- [SET EXERCISE] Each line that holds the word "time" counts once; give the total for the records below and nothing else.

- [DATA TO USE]
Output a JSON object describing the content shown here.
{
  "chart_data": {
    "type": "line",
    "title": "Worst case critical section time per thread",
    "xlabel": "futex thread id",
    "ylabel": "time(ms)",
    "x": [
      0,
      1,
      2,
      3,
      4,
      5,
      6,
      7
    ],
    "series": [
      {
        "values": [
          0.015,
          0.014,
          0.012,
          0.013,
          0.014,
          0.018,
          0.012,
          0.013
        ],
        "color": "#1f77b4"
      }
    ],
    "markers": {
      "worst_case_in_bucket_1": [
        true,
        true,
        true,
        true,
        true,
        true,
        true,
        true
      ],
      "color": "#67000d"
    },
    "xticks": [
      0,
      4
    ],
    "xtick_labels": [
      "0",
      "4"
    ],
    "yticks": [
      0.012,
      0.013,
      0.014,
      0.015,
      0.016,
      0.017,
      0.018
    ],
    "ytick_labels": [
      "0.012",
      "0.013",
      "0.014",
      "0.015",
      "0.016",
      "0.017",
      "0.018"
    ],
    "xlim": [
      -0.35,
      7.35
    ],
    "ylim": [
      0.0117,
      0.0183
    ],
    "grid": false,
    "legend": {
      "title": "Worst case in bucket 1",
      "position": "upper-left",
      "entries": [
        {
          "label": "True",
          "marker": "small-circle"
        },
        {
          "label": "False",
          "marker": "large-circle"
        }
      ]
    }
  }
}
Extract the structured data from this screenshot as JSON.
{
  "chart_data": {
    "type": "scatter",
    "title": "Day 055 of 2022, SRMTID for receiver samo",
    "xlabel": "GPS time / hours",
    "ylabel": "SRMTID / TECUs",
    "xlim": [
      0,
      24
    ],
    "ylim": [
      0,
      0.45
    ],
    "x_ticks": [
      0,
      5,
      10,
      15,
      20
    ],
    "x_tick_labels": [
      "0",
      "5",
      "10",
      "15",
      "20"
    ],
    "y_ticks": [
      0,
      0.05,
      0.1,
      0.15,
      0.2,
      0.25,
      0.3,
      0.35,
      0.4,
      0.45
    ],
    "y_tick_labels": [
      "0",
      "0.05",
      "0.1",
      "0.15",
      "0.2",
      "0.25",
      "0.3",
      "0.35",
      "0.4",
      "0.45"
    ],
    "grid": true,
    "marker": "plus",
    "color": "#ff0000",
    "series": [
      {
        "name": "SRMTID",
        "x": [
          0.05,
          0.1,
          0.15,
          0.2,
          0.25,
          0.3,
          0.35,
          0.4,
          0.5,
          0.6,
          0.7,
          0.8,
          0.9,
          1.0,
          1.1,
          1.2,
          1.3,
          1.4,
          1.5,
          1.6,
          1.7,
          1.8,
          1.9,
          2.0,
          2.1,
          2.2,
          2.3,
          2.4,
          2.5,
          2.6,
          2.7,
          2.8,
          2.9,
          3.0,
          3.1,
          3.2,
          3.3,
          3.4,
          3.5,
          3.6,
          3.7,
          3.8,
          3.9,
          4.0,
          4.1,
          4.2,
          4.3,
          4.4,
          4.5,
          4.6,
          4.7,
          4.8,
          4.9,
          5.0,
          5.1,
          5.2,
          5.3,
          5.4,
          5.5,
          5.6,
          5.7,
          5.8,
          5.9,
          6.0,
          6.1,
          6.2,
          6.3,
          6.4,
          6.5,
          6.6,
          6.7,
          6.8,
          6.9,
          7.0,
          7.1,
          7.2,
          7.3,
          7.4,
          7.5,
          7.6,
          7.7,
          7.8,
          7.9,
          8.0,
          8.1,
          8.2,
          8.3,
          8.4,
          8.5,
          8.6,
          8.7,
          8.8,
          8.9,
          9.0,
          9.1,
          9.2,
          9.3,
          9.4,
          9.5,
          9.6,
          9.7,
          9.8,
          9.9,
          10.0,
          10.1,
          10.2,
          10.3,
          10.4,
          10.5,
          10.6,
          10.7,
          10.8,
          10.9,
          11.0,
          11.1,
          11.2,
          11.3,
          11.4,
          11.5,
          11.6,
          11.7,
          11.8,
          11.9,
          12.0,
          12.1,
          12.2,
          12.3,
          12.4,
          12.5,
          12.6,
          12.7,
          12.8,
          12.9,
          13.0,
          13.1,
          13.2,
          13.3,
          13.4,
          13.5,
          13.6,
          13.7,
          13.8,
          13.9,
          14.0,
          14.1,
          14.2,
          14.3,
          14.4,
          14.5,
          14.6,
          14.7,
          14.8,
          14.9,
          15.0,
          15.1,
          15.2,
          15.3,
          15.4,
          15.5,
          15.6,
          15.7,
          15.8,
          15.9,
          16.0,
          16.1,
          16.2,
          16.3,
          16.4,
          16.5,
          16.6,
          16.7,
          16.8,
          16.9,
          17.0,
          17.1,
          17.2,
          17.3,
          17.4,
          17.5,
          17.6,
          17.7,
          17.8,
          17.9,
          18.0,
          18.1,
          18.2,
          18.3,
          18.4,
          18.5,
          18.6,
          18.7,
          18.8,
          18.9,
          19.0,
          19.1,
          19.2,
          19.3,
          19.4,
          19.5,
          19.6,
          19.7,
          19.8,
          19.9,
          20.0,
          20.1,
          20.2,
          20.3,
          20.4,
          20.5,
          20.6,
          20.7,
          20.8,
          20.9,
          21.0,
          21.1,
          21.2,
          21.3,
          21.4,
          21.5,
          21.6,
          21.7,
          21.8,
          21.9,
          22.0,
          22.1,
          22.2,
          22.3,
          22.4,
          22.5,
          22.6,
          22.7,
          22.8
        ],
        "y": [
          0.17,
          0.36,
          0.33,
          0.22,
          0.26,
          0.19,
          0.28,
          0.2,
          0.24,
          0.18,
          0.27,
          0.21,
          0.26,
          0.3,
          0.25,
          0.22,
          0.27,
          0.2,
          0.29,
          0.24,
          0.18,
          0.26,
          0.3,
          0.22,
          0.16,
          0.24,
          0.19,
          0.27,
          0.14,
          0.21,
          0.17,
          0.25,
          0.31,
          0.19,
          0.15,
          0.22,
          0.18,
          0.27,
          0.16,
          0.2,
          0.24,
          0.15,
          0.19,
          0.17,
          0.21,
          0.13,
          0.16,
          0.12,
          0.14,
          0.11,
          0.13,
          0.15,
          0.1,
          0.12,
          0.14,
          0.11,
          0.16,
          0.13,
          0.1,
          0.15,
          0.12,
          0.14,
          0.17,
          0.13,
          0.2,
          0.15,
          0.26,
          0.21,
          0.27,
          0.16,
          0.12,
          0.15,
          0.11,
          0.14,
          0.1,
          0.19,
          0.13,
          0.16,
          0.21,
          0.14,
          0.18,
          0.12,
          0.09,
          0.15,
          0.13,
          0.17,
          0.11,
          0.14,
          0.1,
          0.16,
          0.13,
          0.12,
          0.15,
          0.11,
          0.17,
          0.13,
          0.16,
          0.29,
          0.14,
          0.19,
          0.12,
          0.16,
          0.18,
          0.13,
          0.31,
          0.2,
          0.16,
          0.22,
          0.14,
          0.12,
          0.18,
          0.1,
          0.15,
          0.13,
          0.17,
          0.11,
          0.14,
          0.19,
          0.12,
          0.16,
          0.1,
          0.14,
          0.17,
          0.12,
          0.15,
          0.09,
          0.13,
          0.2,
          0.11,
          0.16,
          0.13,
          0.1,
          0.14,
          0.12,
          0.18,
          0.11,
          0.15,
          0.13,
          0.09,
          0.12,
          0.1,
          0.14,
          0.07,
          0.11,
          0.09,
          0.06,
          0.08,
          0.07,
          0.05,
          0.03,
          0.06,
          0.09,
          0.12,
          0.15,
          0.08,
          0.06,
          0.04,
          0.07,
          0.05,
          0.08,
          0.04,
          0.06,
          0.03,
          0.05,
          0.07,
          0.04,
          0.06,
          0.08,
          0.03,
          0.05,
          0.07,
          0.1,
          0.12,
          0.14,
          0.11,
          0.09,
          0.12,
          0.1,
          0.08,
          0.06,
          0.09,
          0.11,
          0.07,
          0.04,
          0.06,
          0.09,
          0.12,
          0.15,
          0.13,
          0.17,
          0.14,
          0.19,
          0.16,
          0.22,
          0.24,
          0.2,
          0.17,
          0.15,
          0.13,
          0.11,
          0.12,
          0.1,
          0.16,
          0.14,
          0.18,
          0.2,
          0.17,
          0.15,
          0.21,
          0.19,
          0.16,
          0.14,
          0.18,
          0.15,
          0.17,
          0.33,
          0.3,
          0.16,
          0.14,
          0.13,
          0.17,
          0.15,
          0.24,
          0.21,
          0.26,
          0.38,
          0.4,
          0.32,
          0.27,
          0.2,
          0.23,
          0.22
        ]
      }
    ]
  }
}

- [WORKED ANSWER] 3